- **TASK DETAILS**: Check every line below for the word "Mean" and show those that hold it.

== GIVEN ENTRIES

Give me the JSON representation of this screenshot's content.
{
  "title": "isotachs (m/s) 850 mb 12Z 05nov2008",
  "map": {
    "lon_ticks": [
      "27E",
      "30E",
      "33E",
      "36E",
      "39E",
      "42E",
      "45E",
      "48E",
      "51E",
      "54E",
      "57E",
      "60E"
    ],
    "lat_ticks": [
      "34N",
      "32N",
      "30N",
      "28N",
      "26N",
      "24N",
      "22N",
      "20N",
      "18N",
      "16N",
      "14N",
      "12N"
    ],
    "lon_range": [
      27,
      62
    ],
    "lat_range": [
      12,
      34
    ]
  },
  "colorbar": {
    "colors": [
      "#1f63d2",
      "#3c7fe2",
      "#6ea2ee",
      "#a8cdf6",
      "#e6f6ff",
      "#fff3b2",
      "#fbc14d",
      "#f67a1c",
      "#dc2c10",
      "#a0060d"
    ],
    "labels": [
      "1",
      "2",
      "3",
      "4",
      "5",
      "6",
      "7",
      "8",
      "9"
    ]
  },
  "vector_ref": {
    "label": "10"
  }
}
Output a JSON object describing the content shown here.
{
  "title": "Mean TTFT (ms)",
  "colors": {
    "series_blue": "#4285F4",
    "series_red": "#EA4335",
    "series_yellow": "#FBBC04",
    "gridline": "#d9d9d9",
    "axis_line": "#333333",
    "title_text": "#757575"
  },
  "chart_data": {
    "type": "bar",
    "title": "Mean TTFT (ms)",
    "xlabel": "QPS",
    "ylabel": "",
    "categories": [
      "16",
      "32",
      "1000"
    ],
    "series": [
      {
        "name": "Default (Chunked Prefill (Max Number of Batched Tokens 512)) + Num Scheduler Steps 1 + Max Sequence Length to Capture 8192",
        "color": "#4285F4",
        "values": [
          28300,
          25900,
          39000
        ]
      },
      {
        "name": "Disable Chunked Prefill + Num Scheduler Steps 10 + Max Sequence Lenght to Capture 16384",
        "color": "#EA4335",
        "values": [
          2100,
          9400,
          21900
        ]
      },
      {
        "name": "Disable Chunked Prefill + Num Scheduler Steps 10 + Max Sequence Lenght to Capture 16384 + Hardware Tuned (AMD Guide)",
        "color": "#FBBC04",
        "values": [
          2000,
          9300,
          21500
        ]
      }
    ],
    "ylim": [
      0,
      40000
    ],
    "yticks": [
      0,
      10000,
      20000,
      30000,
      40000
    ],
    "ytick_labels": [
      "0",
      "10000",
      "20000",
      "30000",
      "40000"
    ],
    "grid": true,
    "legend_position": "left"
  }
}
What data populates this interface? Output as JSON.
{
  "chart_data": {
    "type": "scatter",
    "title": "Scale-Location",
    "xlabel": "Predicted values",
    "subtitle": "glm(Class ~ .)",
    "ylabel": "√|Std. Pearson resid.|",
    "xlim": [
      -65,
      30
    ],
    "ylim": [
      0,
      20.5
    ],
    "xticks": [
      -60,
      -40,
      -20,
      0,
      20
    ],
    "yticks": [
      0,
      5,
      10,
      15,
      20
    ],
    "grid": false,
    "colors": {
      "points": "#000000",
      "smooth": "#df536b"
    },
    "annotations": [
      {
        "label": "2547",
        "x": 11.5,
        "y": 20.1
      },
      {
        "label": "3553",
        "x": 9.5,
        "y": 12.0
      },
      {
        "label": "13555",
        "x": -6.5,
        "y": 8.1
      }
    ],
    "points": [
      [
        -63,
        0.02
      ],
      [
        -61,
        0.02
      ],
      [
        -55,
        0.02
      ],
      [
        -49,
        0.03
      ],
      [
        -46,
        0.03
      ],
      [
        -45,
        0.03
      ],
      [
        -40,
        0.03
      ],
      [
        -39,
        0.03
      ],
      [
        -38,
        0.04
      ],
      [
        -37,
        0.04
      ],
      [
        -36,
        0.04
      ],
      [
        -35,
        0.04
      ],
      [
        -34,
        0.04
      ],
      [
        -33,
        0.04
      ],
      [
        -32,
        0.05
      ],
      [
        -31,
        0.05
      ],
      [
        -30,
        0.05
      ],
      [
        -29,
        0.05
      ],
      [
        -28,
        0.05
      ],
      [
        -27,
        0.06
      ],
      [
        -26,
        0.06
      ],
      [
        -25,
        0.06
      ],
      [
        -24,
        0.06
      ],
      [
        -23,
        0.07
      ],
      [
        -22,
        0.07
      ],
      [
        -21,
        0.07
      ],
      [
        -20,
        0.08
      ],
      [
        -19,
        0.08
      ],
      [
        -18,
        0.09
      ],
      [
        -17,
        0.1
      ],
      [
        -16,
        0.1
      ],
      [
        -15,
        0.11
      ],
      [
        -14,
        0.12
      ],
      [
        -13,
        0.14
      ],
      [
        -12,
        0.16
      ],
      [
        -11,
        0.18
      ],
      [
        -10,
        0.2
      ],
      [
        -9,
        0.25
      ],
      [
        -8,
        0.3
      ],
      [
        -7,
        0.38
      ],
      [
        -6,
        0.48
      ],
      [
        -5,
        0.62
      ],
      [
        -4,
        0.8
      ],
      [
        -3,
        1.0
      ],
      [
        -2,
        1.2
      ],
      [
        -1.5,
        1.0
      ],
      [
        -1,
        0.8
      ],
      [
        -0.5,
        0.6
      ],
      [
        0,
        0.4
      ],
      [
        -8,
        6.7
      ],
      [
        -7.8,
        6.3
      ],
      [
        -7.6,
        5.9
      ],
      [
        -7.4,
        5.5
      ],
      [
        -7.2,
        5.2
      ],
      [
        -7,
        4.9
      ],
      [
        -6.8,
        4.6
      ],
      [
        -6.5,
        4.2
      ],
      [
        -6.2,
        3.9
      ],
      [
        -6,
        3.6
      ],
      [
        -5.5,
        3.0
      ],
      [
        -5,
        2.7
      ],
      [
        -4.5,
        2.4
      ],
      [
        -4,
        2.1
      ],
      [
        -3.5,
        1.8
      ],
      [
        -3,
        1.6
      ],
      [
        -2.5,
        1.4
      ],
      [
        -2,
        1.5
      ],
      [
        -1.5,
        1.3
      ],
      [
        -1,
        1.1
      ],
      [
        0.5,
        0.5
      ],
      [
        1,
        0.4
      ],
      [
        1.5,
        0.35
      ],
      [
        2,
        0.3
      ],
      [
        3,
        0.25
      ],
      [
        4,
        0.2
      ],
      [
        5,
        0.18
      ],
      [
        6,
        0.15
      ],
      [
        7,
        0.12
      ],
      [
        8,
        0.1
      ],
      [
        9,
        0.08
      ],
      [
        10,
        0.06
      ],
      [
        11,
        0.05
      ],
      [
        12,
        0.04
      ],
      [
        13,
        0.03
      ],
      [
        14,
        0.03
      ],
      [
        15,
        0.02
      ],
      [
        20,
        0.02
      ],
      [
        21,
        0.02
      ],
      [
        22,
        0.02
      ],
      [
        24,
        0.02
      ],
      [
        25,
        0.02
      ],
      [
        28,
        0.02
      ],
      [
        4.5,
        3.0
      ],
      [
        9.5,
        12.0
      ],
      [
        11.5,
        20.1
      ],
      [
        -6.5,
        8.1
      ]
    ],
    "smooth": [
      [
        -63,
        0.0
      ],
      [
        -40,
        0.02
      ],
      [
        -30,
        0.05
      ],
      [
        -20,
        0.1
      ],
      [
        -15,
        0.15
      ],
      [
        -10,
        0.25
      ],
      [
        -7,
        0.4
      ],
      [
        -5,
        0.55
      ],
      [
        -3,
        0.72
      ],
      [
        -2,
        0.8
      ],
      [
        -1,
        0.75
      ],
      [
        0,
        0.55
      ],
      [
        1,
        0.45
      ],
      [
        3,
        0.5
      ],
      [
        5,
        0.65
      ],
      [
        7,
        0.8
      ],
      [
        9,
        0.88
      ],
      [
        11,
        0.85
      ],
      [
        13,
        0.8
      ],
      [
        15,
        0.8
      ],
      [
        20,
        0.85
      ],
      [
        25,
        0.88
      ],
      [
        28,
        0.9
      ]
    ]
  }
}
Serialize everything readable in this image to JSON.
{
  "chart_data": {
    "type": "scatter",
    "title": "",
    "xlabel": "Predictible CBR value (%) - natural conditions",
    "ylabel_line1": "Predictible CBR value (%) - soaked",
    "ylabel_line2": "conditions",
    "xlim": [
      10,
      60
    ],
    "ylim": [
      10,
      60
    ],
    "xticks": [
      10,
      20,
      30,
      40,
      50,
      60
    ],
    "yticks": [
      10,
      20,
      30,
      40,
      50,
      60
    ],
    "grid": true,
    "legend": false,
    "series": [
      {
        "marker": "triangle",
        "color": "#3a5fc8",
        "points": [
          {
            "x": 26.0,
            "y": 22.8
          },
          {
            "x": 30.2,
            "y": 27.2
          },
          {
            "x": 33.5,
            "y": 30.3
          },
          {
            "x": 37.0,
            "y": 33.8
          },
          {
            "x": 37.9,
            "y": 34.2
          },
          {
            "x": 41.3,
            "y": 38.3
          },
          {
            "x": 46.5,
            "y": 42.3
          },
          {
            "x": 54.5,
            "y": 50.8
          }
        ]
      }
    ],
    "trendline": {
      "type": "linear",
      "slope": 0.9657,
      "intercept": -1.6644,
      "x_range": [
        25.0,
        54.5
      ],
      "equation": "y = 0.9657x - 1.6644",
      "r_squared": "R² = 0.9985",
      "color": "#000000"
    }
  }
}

====

- **RESPONSE TO THE TASK**:
  "title": "Mean TTFT (ms)",
    "title": "Mean TTFT (ms)",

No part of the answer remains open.